▶ [Set exercise]
Return every line of the material exactly.

# start of Supplied information

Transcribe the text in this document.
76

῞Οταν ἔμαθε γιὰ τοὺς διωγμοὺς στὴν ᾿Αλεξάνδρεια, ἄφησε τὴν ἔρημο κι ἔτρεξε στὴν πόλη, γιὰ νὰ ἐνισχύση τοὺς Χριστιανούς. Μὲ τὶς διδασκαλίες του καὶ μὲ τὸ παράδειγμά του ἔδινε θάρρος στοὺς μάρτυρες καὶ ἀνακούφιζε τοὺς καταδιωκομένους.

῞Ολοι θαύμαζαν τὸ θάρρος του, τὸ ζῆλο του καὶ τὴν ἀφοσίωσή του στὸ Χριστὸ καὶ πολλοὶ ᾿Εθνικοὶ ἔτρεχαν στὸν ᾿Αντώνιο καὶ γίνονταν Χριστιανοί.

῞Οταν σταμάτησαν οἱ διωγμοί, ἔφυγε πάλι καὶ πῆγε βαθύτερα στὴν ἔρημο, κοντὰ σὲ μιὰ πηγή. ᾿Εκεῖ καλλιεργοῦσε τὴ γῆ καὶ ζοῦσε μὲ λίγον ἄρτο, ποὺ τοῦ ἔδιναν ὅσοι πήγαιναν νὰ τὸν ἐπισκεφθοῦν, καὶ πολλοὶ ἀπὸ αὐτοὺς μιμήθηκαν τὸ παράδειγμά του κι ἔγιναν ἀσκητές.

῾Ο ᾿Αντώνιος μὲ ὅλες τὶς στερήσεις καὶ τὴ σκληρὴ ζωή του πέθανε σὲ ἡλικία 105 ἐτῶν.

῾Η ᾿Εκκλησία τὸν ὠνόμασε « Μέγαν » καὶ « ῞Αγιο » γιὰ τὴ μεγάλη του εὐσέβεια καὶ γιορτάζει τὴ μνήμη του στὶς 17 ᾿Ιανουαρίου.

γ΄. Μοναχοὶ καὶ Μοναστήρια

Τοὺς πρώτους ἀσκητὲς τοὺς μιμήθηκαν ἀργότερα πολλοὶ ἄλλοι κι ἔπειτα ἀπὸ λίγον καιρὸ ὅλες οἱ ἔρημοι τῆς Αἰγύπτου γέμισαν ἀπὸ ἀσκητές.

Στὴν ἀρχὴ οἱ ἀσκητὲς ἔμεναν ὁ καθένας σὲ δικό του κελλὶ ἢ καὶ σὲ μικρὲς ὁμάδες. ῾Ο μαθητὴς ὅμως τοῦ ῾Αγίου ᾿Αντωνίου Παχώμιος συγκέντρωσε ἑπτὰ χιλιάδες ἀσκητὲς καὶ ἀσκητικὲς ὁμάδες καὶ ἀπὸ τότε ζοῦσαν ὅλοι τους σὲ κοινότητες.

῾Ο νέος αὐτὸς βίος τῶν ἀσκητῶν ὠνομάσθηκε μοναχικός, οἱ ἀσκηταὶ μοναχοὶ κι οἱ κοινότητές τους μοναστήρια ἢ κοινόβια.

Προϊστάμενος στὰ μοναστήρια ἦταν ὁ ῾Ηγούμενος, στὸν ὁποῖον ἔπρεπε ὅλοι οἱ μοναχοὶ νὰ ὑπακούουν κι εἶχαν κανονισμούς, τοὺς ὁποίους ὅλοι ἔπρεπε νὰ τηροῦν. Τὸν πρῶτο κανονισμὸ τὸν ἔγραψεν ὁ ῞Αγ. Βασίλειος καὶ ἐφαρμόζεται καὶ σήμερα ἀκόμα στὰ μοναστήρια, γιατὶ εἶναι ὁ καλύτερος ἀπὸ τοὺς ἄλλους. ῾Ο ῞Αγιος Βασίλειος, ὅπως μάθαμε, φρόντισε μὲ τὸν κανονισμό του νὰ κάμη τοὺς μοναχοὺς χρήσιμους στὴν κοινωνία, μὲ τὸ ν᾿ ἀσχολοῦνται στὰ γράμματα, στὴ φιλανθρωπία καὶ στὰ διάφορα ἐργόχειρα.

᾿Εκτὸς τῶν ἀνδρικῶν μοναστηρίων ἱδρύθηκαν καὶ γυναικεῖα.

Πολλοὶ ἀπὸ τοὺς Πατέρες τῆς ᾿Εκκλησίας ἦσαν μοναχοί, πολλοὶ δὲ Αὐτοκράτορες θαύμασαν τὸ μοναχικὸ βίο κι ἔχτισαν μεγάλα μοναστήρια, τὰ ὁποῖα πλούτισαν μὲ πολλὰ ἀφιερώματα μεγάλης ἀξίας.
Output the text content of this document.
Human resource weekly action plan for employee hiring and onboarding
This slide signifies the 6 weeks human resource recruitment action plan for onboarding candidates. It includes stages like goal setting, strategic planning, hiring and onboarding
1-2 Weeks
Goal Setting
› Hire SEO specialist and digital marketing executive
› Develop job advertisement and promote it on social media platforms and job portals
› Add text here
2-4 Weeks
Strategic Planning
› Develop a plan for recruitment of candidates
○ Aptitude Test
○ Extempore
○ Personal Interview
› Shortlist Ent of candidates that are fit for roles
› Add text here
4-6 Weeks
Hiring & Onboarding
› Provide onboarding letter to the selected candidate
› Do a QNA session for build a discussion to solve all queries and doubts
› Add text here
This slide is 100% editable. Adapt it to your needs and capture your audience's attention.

# end of Supplied information

▶ [Complete answer]
Transcribe the text in this document.
76

῞Οταν ἔμαθε γιὰ τοὺς διωγμοὺς στὴν ᾿Αλεξάνδρεια, ἄφησε τὴν ἔρημο κι ἔτρεξε στὴν πόλη, γιὰ νὰ ἐνισχύση τοὺς Χριστιανούς. Μὲ τὶς διδασκαλίες του καὶ μὲ τὸ παράδειγμά του ἔδινε θάρρος στοὺς μάρτυρες καὶ ἀνακούφιζε τοὺς καταδιωκομένους.

῞Ολοι θαύμαζαν τὸ θάρρος του, τὸ ζῆλο του καὶ τὴν ἀφοσίωσή του στὸ Χριστὸ καὶ πολλοὶ ᾿Εθνικοὶ ἔτρεχαν στὸν ᾿Αντώνιο καὶ γίνονταν Χριστιανοί.

῞Οταν σταμάτησαν οἱ διωγμοί, ἔφυγε πάλι καὶ πῆγε βαθύτερα στὴν ἔρημο, κοντὰ σὲ μιὰ πηγή. ᾿Εκεῖ καλλιεργοῦσε τὴ γῆ καὶ ζοῦσε μὲ λίγον ἄρτο, ποὺ τοῦ ἔδιναν ὅσοι πήγαιναν νὰ τὸν ἐπισκεφθοῦν, καὶ πολλοὶ ἀπὸ αὐτοὺς μιμήθηκαν τὸ παράδειγμά του κι ἔγιναν ἀσκητές.

῾Ο ᾿Αντώνιος μὲ ὅλες τὶς στερήσεις καὶ τὴ σκληρὴ ζωή του πέθανε σὲ ἡλικία 105 ἐτῶν.

῾Η ᾿Εκκλησία τὸν ὠνόμασε « Μέγαν » καὶ « ῞Αγιο » γιὰ τὴ μεγάλη του εὐσέβεια καὶ γιορτάζει τὴ μνήμη του στὶς 17 ᾿Ιανουαρίου.

γ΄. Μοναχοὶ καὶ Μοναστήρια

Τοὺς πρώτους ἀσκητὲς τοὺς μιμήθηκαν ἀργότερα πολλοὶ ἄλλοι κι ἔπειτα ἀπὸ λίγον καιρὸ ὅλες οἱ ἔρημοι τῆς Αἰγύπτου γέμισαν ἀπὸ ἀσκητές.

Στὴν ἀρχὴ οἱ ἀσκητὲς ἔμεναν ὁ καθένας σὲ δικό του κελλὶ ἢ καὶ σὲ μικρὲς ὁμάδες. ῾Ο μαθητὴς ὅμως τοῦ ῾Αγίου ᾿Αντωνίου Παχώμιος συγκέντρωσε ἑπτὰ χιλιάδες ἀσκητὲς καὶ ἀσκητικὲς ὁμάδες καὶ ἀπὸ τότε ζοῦσαν ὅλοι τους σὲ κοινότητες.

῾Ο νέος αὐτὸς βίος τῶν ἀσκητῶν ὠνομάσθηκε μοναχικός, οἱ ἀσκηταὶ μοναχοὶ κι οἱ κοινότητές τους μοναστήρια ἢ κοινόβια.

Προϊστάμενος στὰ μοναστήρια ἦταν ὁ ῾Ηγούμενος, στὸν ὁποῖον ἔπρεπε ὅλοι οἱ μοναχοὶ νὰ ὑπακούουν κι εἶχαν κανονισμούς, τοὺς ὁποίους ὅλοι ἔπρεπε νὰ τηροῦν. Τὸν πρῶτο κανονισμὸ τὸν ἔγραψεν ὁ ῞Αγ. Βασίλειος καὶ ἐφαρμόζεται καὶ σήμερα ἀκόμα στὰ μοναστήρια, γιατὶ εἶναι ὁ καλύτερος ἀπὸ τοὺς ἄλλους. ῾Ο ῞Αγιος Βασίλειος, ὅπως μάθαμε, φρόντισε μὲ τὸν κανονισμό του νὰ κάμη τοὺς μοναχοὺς χρήσιμους στὴν κοινωνία, μὲ τὸ ν᾿ ἀσχολοῦνται στὰ γράμματα, στὴ φιλανθρωπία καὶ στὰ διάφορα ἐργόχειρα.

᾿Εκτὸς τῶν ἀνδρικῶν μοναστηρίων ἱδρύθηκαν καὶ γυναικεῖα.

Πολλοὶ ἀπὸ τοὺς Πατέρες τῆς ᾿Εκκλησίας ἦσαν μοναχοί, πολλοὶ δὲ Αὐτοκράτορες θαύμασαν τὸ μοναχικὸ βίο κι ἔχτισαν μεγάλα μοναστήρια, τὰ ὁποῖα πλούτισαν μὲ πολλὰ ἀφιερώματα μεγάλης ἀξίας.
Output the text content of this document.
Human resource weekly action plan for employee hiring and onboarding
This slide signifies the 6 weeks human resource recruitment action plan for onboarding candidates. It includes stages like goal setting, strategic planning, hiring and onboarding
1-2 Weeks
Goal Setting
› Hire SEO specialist and digital marketing executive
› Develop job advertisement and promote it on social media platforms and job portals
› Add text here
2-4 Weeks
Strategic Planning
› Develop a plan for recruitment of candidates
○ Aptitude Test
○ Extempore
○ Personal Interview
› Shortlist Ent of candidates that are fit for roles
› Add text here
4-6 Weeks
Hiring & Onboarding
› Provide onboarding letter to the selected candidate
› Do a QNA session for build a discussion to solve all queries and doubts
› Add text here
This slide is 100% editable. Adapt it to your needs and capture your audience's attention.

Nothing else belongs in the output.